提供文本

□ □ □ □ □

盖有关于解诗之义,以便学者阅之即得其解也。
赋义甚明,不必言。
惟是兴、比二者,恒有游移不一之病。
然在学者亦实无以细为区别,使其凿然归一也。
第今世习读者一本集传,集传之言曰:「兴者,先言他物,以引起所咏之辞也。
比者,以彼物比此物也。
」语邻鹘突,未为定论。
故郝仲舆驳之,谓「先言他物」与「彼物比此物」有何差别?
是也。
愚意当云:「兴者,但借物以起兴,不必与正意相关也。
比者,以彼物比此物也。
」如是,则兴、比之义差足分明。
然又有未全为比,而借物起兴与正意相关者,此类甚多,将何以处之?
严坦叔得之矣。
其言曰:「凡曰『兴也』,皆兼比;其不兼比者,则曰『兴之不兼比者也』。
」然辞义之间,未免有痕。
今愚用其意,分兴为二:一曰「兴而比也」,一曰「兴也」。
其兴而比也者,如关雎是也。
其云「关关雎鸠」,似比矣;其云「在河之洲」,则又似兴矣。
其兴也者,如殷其雷是也;但借雷以兴起下义,不必与雷相关也。
如是,使比非全比,兴非全兴,兴或类比,比或类兴者,增其一途焉,则兴、比可以无浠乱矣。
其比亦有二:有一篇或一章纯比者,有先言比物而下言所比之事者,亦比「比」疑系「分」之误。
之;一曰「比也」,一曰「比而赋也」。
如是,则兴、比之义瞭然,而学者可即是以得其解矣。
若郝氏直谓兴、比、赋非判然三体,每诗皆有之,混三者而为一,邪说也。
兴、比、赋尤不可少者,以其可验其人之说诗也。
古今说诗者多不同,人各一义,则各为其兴、比、赋。
就愚著以观,如卷耳旧皆以为赋,愚本左传解之,则为比。
野有死麇,旧皆以为兴,无故以死麇为兴,必无此理,则详求三体,正是释诗之要。

□ □ □ □ □

任务要求
A: 请用两句话概括这段论兴、比之辨的文字。
B: 请接着这段论兴、比之辨的文字，从最后一句之后往下续写。

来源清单
□ □ □ □ □

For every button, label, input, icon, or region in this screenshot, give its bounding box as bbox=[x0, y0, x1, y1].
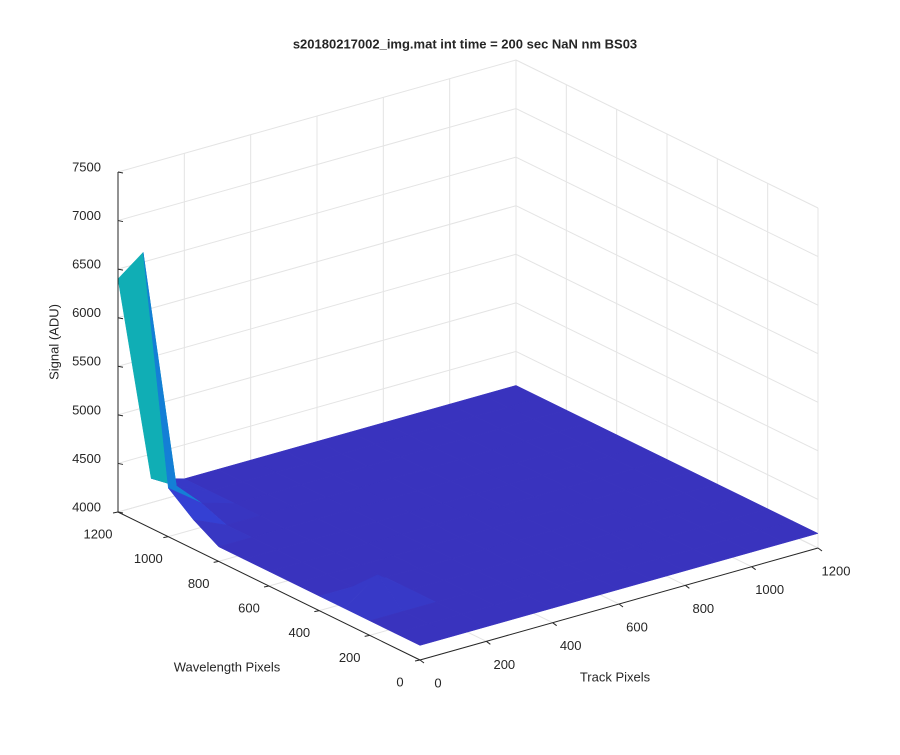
y-tick bbox=[414, 659, 421, 662]
grid-line bbox=[515, 156, 819, 306]
grid-line bbox=[117, 156, 517, 270]
x-tick-label: 1200 bbox=[822, 563, 851, 578]
y-tick-label: 200 bbox=[339, 650, 361, 665]
grid-line bbox=[117, 253, 517, 367]
z-tick bbox=[117, 268, 124, 271]
surface-patch bbox=[394, 623, 454, 646]
grid-line bbox=[515, 253, 819, 403]
y-tick-label: 1200 bbox=[84, 526, 113, 541]
grid-line bbox=[515, 302, 819, 452]
z-tick-label: 4000 bbox=[72, 499, 101, 514]
x-tick bbox=[685, 584, 690, 589]
x-tick-label: 600 bbox=[626, 619, 648, 634]
x-tick bbox=[618, 603, 624, 608]
x-axis-label: Track Pixels bbox=[580, 669, 651, 684]
y-tick-label: 1000 bbox=[134, 551, 163, 566]
grid-line bbox=[117, 205, 517, 319]
grid-line bbox=[515, 59, 819, 209]
y-tick bbox=[263, 585, 270, 588]
y-tick-label: 800 bbox=[188, 576, 210, 591]
chart-title: s20180217002_img.mat int time = 200 sec … bbox=[293, 36, 637, 51]
z-tick-label: 5000 bbox=[72, 402, 101, 417]
z-tick-label: 4500 bbox=[72, 451, 101, 466]
x-tick-label: 400 bbox=[560, 638, 582, 653]
y-axis-label: Wavelength Pixels bbox=[174, 659, 281, 674]
x-tick bbox=[419, 659, 425, 664]
z-tick bbox=[117, 220, 124, 223]
y-tick bbox=[364, 634, 370, 637]
z-tick bbox=[117, 365, 124, 368]
x-tick-label: 1000 bbox=[755, 582, 784, 597]
z-tick bbox=[117, 511, 124, 514]
x-tick-label: 0 bbox=[434, 675, 441, 690]
grid-line bbox=[515, 108, 819, 258]
z-tick-label: 6000 bbox=[72, 305, 101, 320]
z-tick bbox=[117, 414, 124, 417]
grid-line bbox=[515, 205, 819, 355]
x-tick bbox=[486, 640, 491, 645]
x-tick bbox=[817, 547, 823, 552]
x-tick bbox=[751, 566, 756, 571]
grid-line bbox=[117, 302, 517, 416]
z-tick bbox=[117, 171, 124, 174]
y-tick-label: 0 bbox=[396, 674, 403, 689]
y-tick bbox=[163, 536, 169, 539]
y-tick-label: 600 bbox=[238, 600, 260, 615]
z-tick-label: 7000 bbox=[72, 208, 101, 223]
x-tick-label: 800 bbox=[692, 601, 714, 616]
z-tick-label: 6500 bbox=[72, 257, 101, 272]
z-axis-label: Signal (ADU) bbox=[46, 304, 61, 380]
y-tick bbox=[314, 610, 320, 613]
z-tick bbox=[117, 462, 124, 465]
grid-line bbox=[117, 59, 517, 173]
z-tick bbox=[117, 317, 124, 320]
x-tick-label: 200 bbox=[493, 657, 515, 672]
y-tick bbox=[112, 511, 119, 514]
z-tick-label: 5500 bbox=[72, 354, 101, 369]
y-tick bbox=[213, 560, 219, 563]
grid-line bbox=[117, 350, 517, 464]
y-tick-label: 400 bbox=[288, 625, 310, 640]
z-tick-label: 7500 bbox=[72, 159, 101, 174]
grid-line bbox=[117, 108, 517, 222]
x-tick bbox=[552, 622, 557, 627]
grid-line bbox=[515, 350, 819, 500]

□ □ □ □ □

作答内容
A: 作者认为集传对兴、比的界定含混，郝仲舆也质疑"先言他物"与"彼物比此物"有何差别，因此主张兴只是借物起兴、不必与正意相关，比则是以彼物比此物。作者又借用严坦叔的意思，把兴分为"兴而比也"与"兴也"两类，分别以关雎和殷其雷为例，并斥郝氏混兴、比、赋为一的说法为邪说，认为详求三体正是释诗之要。

B:
愚以贽礼解之,则为赋。
如是之类,诗旨失传,既无一定之解,则兴、比、赋亦为活物,安可不标之使人详求说诗之是非乎!
诗序者,后汉书云,「卫宏从谢曼卿受学,作毛诗序。
」是东汉卫宏作也。
旧传为子夏作,宋初欧阳永叔、苏子由辈皆信之;不信者始于晁说之。
其后朱仲晦作为辨说,极意诋毁,使序几无生活处。
马贵与忽吹已冷之烬,又复尊崇,至谓有诗即有序,序在夫子之前,此本王介甫。
以有序者存之,无者删之,凡数千言;无识妄谈,不顾世骇。
其末云:「或曰:『诸小序之说固有舛驰鄙薄而不可解者,可尽信之乎?
』愚曰:『序非一人之言也。
或曰出于国史之采录,或出于讲师之传授,如渭阳之首尾异说,丝衣之两义并存,其舛驰固有之;择善而从之可耳。
至于辞语鄙薄,则序所以释经,非作文也,古人安有鄙薄辞语。
祖其意可矣。
』」按贵与尊序若此,而犹为是遁辞,盖自有所不能掩也。
愚欲驳序,第取尊序者之言驳之,则学者可以思过半矣。
诗序庸谬者多,而其谬之大及显露弊窦者,无过大雅抑诗、周颂潜诗两篇,并详本文下。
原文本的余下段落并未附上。